:: Your objective ::
Swap each "Gaussian elimination" in the material for "LU decomposition", leaving everything else unchanged. Reproduce all the lines, omitting the pictures.

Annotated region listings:
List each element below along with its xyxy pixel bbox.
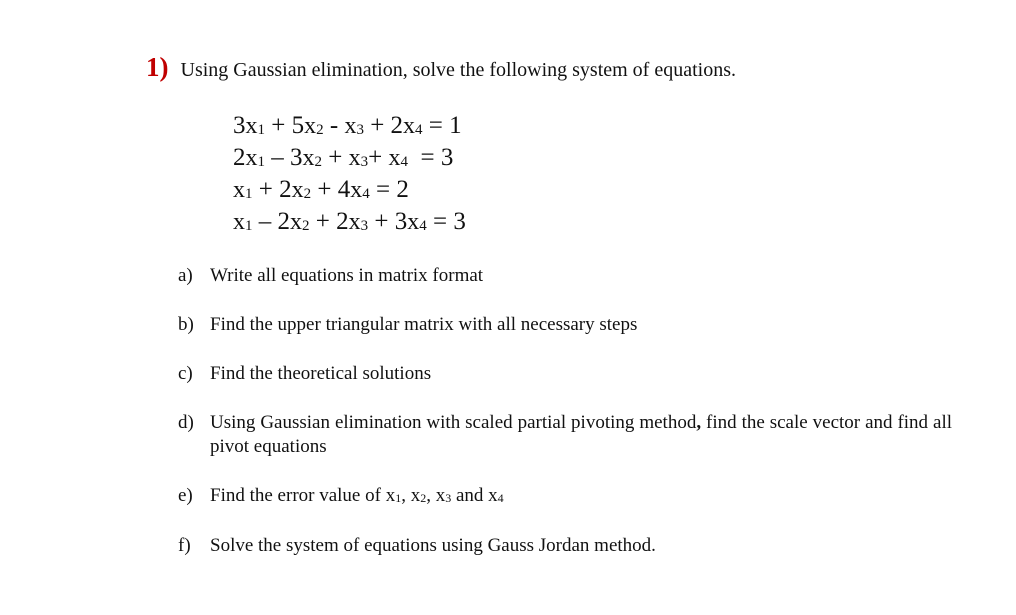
term-variable: x xyxy=(388,145,401,171)
task-f xyxy=(178,534,968,558)
task-label: c) xyxy=(178,363,193,384)
task-label: a) xyxy=(178,265,193,286)
term-subscript: 2 xyxy=(302,218,310,234)
term-subscript: 2 xyxy=(303,186,312,202)
task-variable-subscript: 1 xyxy=(395,491,402,505)
equation-term xyxy=(233,144,265,171)
term-subscript: 1 xyxy=(257,122,265,138)
equation-4 xyxy=(233,206,466,238)
task-variable-subscript: 2 xyxy=(420,491,427,505)
task-label: e) xyxy=(178,485,193,506)
equation-term xyxy=(292,112,324,139)
term-subscript: 2 xyxy=(314,154,322,170)
task-variable-base: x xyxy=(385,485,396,506)
equation-operator: = xyxy=(426,208,454,235)
question-prompt: Using Gaussian elimination, solve the following system of equations. xyxy=(180,59,736,81)
equation-operator: + xyxy=(368,144,389,171)
equation-operator: + xyxy=(322,144,349,171)
equation-constant: 2 xyxy=(396,176,409,203)
term-coefficient: 4 xyxy=(337,176,351,203)
term-coefficient: 2 xyxy=(279,176,292,203)
term-variable: x xyxy=(245,145,258,171)
equation-operator: + xyxy=(265,112,292,139)
equation-term xyxy=(233,176,253,203)
question-header xyxy=(146,52,736,83)
task-variable xyxy=(436,485,452,506)
equation-term xyxy=(233,112,265,139)
equation-system xyxy=(233,110,466,238)
equation-operator: = xyxy=(407,144,441,171)
task-variable-base: x xyxy=(435,485,446,506)
term-subscript: 3 xyxy=(360,154,369,170)
equation-operator: – xyxy=(252,208,278,235)
task-variable xyxy=(386,485,402,506)
term-variable: x xyxy=(290,209,302,235)
equation-operator: = xyxy=(422,112,450,139)
term-subscript: 4 xyxy=(400,154,408,170)
question-number: 1) xyxy=(146,52,169,82)
task-text xyxy=(210,484,968,508)
equation-term xyxy=(344,112,364,139)
task-variable xyxy=(411,485,427,506)
task-variable xyxy=(488,485,504,506)
task-c xyxy=(178,362,968,386)
equation-operator: + xyxy=(252,176,280,203)
task-text-prefix: Find the error value of xyxy=(210,485,386,506)
term-variable: x xyxy=(344,113,357,139)
equation-term xyxy=(279,176,311,203)
equation-2 xyxy=(233,142,466,174)
equation-constant: 1 xyxy=(449,112,462,139)
equation-constant: 3 xyxy=(453,208,466,235)
task-a xyxy=(178,264,968,288)
task-b xyxy=(178,313,968,337)
task-variable-base: x xyxy=(410,485,421,506)
task-d xyxy=(178,411,968,459)
task-variable-subscript: 4 xyxy=(497,491,504,505)
equation-operator: + xyxy=(368,208,395,235)
task-label: f) xyxy=(178,535,191,556)
equation-term xyxy=(388,144,408,171)
task-label: d) xyxy=(178,412,194,433)
term-variable: x xyxy=(407,209,420,235)
term-variable: x xyxy=(302,145,315,171)
equation-1 xyxy=(233,110,466,142)
equation-term xyxy=(233,208,253,235)
term-subscript: 1 xyxy=(245,218,253,234)
task-text: Find the upper triangular matrix with all necessary steps xyxy=(210,314,638,335)
term-variable: x xyxy=(291,177,304,203)
task-text: Find the theoretical solutions xyxy=(210,363,432,384)
term-coefficient: 2 xyxy=(390,112,404,139)
task-text-part2: find the scale vector and find all pivot equations xyxy=(210,412,952,457)
term-variable: x xyxy=(245,113,258,139)
term-variable: x xyxy=(233,209,245,235)
task-variable-subscript: 3 xyxy=(445,491,452,505)
task-label: b) xyxy=(178,314,194,335)
equation-constant: 3 xyxy=(440,144,454,171)
equation-term xyxy=(290,144,322,171)
equation-3 xyxy=(233,174,466,206)
equation-operator: = xyxy=(369,176,397,203)
term-subscript: 4 xyxy=(362,186,370,202)
equation-term xyxy=(391,112,423,139)
task-text: Solve the system of equations using Gauss Jordan method. xyxy=(210,535,656,556)
term-subscript: 1 xyxy=(245,186,253,202)
term-coefficient: 2 xyxy=(336,208,349,235)
equation-term xyxy=(349,144,369,171)
term-coefficient: 2 xyxy=(277,208,290,235)
task-joiner: , xyxy=(426,485,436,506)
term-subscript: 4 xyxy=(419,218,427,234)
term-subscript: 1 xyxy=(257,154,265,170)
task-and: and xyxy=(451,485,489,506)
equation-operator: - xyxy=(323,112,345,139)
term-variable: x xyxy=(350,177,363,203)
task-text xyxy=(210,411,952,459)
equation-term xyxy=(395,208,427,235)
term-variable: x xyxy=(233,177,245,203)
equation-operator: – xyxy=(265,144,290,171)
equation-operator: + xyxy=(311,176,338,203)
term-variable: x xyxy=(348,209,361,235)
term-coefficient: 3 xyxy=(394,208,408,235)
term-subscript: 2 xyxy=(316,122,324,138)
task-e xyxy=(178,484,968,508)
term-variable: x xyxy=(304,113,317,139)
task-joiner: , xyxy=(401,485,411,506)
equation-term xyxy=(336,208,368,235)
task-variable-base: x xyxy=(488,485,498,506)
term-coefficient: 3 xyxy=(290,144,303,171)
task-text-part1: Using Gaussian elimination with scaled partial pivoting method xyxy=(210,412,697,433)
term-subscript: 3 xyxy=(356,122,364,138)
term-subscript: 4 xyxy=(415,122,423,138)
equation-operator: + xyxy=(363,112,391,139)
term-coefficient: 5 xyxy=(291,112,305,139)
task-text-comma: , xyxy=(696,412,702,433)
task-text: Write all equations in matrix format xyxy=(210,265,484,286)
equation-term xyxy=(278,208,310,235)
term-coefficient: 2 xyxy=(233,144,246,171)
equation-operator: + xyxy=(309,208,337,235)
term-subscript: 3 xyxy=(360,218,369,234)
term-variable: x xyxy=(403,113,416,139)
term-variable: x xyxy=(348,145,361,171)
term-coefficient: 3 xyxy=(233,112,246,139)
equation-term xyxy=(338,176,370,203)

:: Written reply ::
List each element below along with its xyxy pixel bbox.
term-variable: x xyxy=(388,145,401,171)
task-f xyxy=(178,534,968,558)
task-label: c) xyxy=(178,363,193,384)
task-label: a) xyxy=(178,265,193,286)
term-subscript: 2 xyxy=(302,218,310,234)
term-subscript: 2 xyxy=(303,186,312,202)
task-variable-subscript: 1 xyxy=(395,491,402,505)
equation-term xyxy=(233,144,265,171)
term-subscript: 1 xyxy=(257,122,265,138)
equation-4 xyxy=(233,206,466,238)
task-variable-subscript: 2 xyxy=(420,491,427,505)
task-label: e) xyxy=(178,485,193,506)
equation-term xyxy=(292,112,324,139)
term-subscript: 2 xyxy=(314,154,322,170)
task-variable-base: x xyxy=(385,485,396,506)
equation-operator: = xyxy=(426,208,454,235)
question-prompt: Using LU decomposition, solve the following system of equations. xyxy=(180,59,736,81)
equation-operator: + xyxy=(368,144,389,171)
equation-operator: + xyxy=(322,144,349,171)
equation-constant: 2 xyxy=(396,176,409,203)
term-coefficient: 4 xyxy=(337,176,351,203)
term-coefficient: 2 xyxy=(279,176,292,203)
term-variable: x xyxy=(245,145,258,171)
equation-operator: + xyxy=(265,112,292,139)
equation-term xyxy=(233,176,253,203)
question-header xyxy=(146,52,736,83)
task-variable xyxy=(436,485,452,506)
equation-term xyxy=(233,112,265,139)
equation-system xyxy=(233,110,466,238)
equation-operator: = xyxy=(407,144,441,171)
task-variable-base: x xyxy=(435,485,446,506)
term-subscript: 3 xyxy=(360,154,369,170)
equation-operator: – xyxy=(252,208,278,235)
task-variable xyxy=(386,485,402,506)
term-variable: x xyxy=(290,209,302,235)
equation-operator: = xyxy=(422,112,450,139)
term-subscript: 4 xyxy=(400,154,408,170)
question-number: 1) xyxy=(146,52,169,82)
task-text xyxy=(210,484,968,508)
equation-term xyxy=(344,112,364,139)
task-variable xyxy=(411,485,427,506)
task-variable xyxy=(488,485,504,506)
task-c xyxy=(178,362,968,386)
equation-operator: + xyxy=(252,176,280,203)
task-text-prefix: Find the error value of xyxy=(210,485,386,506)
term-variable: x xyxy=(344,113,357,139)
equation-term xyxy=(279,176,311,203)
equation-2 xyxy=(233,142,466,174)
equation-constant: 1 xyxy=(449,112,462,139)
equation-constant: 3 xyxy=(453,208,466,235)
task-a xyxy=(178,264,968,288)
task-b xyxy=(178,313,968,337)
task-variable-base: x xyxy=(410,485,421,506)
task-d xyxy=(178,411,968,459)
task-variable-subscript: 4 xyxy=(497,491,504,505)
equation-operator: + xyxy=(368,208,395,235)
task-label: f) xyxy=(178,535,191,556)
equation-term xyxy=(388,144,408,171)
task-label: d) xyxy=(178,412,194,433)
term-variable: x xyxy=(407,209,420,235)
term-variable: x xyxy=(302,145,315,171)
equation-1 xyxy=(233,110,466,142)
equation-term xyxy=(233,208,253,235)
term-subscript: 1 xyxy=(245,218,253,234)
task-text: Find the upper triangular matrix with all necessary steps xyxy=(210,314,638,335)
term-variable: x xyxy=(291,177,304,203)
task-text: Find the theoretical solutions xyxy=(210,363,432,384)
term-coefficient: 2 xyxy=(390,112,404,139)
task-text-part2: find the scale vector and find all pivot equations xyxy=(210,412,952,457)
term-variable: x xyxy=(245,113,258,139)
term-variable: x xyxy=(233,209,245,235)
task-variable-subscript: 3 xyxy=(445,491,452,505)
task-label: b) xyxy=(178,314,194,335)
equation-constant: 3 xyxy=(440,144,454,171)
equation-term xyxy=(290,144,322,171)
equation-3 xyxy=(233,174,466,206)
equation-operator: = xyxy=(369,176,397,203)
term-subscript: 4 xyxy=(362,186,370,202)
equation-term xyxy=(391,112,423,139)
task-text: Solve the system of equations using Gauss Jordan method. xyxy=(210,535,656,556)
term-subscript: 1 xyxy=(245,186,253,202)
term-coefficient: 2 xyxy=(336,208,349,235)
equation-term xyxy=(349,144,369,171)
term-coefficient: 2 xyxy=(277,208,290,235)
task-joiner: , xyxy=(426,485,436,506)
term-subscript: 4 xyxy=(419,218,427,234)
term-subscript: 1 xyxy=(257,154,265,170)
task-and: and xyxy=(451,485,489,506)
equation-operator: - xyxy=(323,112,345,139)
term-variable: x xyxy=(350,177,363,203)
task-text xyxy=(210,411,952,459)
equation-term xyxy=(395,208,427,235)
term-variable: x xyxy=(233,177,245,203)
equation-operator: – xyxy=(265,144,290,171)
equation-operator: + xyxy=(311,176,338,203)
term-variable: x xyxy=(348,209,361,235)
term-coefficient: 3 xyxy=(394,208,408,235)
term-subscript: 2 xyxy=(316,122,324,138)
task-e xyxy=(178,484,968,508)
term-variable: x xyxy=(304,113,317,139)
task-joiner: , xyxy=(401,485,411,506)
equation-term xyxy=(336,208,368,235)
task-variable-base: x xyxy=(488,485,498,506)
term-coefficient: 3 xyxy=(290,144,303,171)
task-text-part1: Using LU decomposition with scaled partial pivoting method xyxy=(210,412,697,433)
term-subscript: 3 xyxy=(356,122,364,138)
term-subscript: 4 xyxy=(415,122,423,138)
equation-operator: + xyxy=(363,112,391,139)
term-coefficient: 5 xyxy=(291,112,305,139)
task-text-comma: , xyxy=(696,412,702,433)
task-text: Write all equations in matrix format xyxy=(210,265,484,286)
equation-term xyxy=(278,208,310,235)
term-coefficient: 2 xyxy=(233,144,246,171)
equation-operator: + xyxy=(309,208,337,235)
term-subscript: 3 xyxy=(360,218,369,234)
term-variable: x xyxy=(403,113,416,139)
term-variable: x xyxy=(348,145,361,171)
term-coefficient: 3 xyxy=(233,112,246,139)
equation-term xyxy=(338,176,370,203)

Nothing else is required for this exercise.